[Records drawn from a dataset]
==*==

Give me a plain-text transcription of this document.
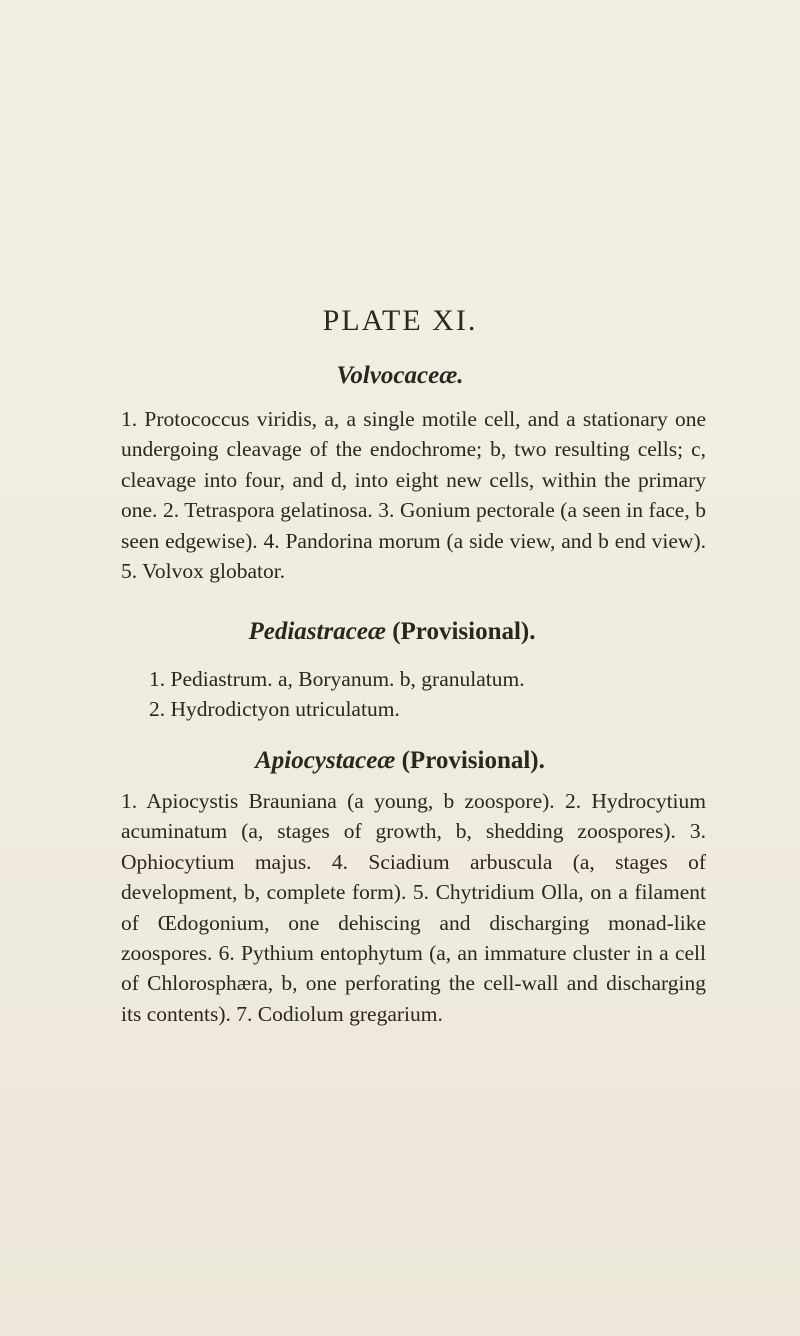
PLATE XI.
Volvocaceæ.

1. Protococcus viridis, a, a single motile cell, and a stationary one undergoing cleavage of the endochrome; b, two resulting cells; c, cleavage into four, and d, into eight new cells, within the primary one. 2. Tetraspora gelatinosa. 3. Gonium pectorale (a seen in face, b seen edgewise). 4. Pandorina morum (a side view, and b end view). 5. Volvox globator.

Pediastraceæ (Provisional).

1. Pediastrum. a, Boryanum. b, granulatum.

2. Hydrodictyon utriculatum.

Apiocystaceæ (Provisional).

1. Apiocystis Brauniana (a young, b zoospore). 2. Hydrocytium acuminatum (a, stages of growth, b, shedding zoospores). 3. Ophiocytium majus. 4. Sciadium arbuscula (a, stages of development, b, complete form). 5. Chytridium Olla, on a filament of Œdogonium, one dehiscing and discharging monad-like zoospores. 6. Pythium entophytum (a, an immature cluster in a cell of Chlorosphæra, b, one perforating the cell-wall and discharging its contents). 7. Codiolum gregarium.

==*==

◆ **What the task requires**
Read the entries above and find each line holding the word "Provisional". Copy it out.

◆ **Result of the exercise**
Pediastraceæ (Provisional).
Apiocystaceæ (Provisional).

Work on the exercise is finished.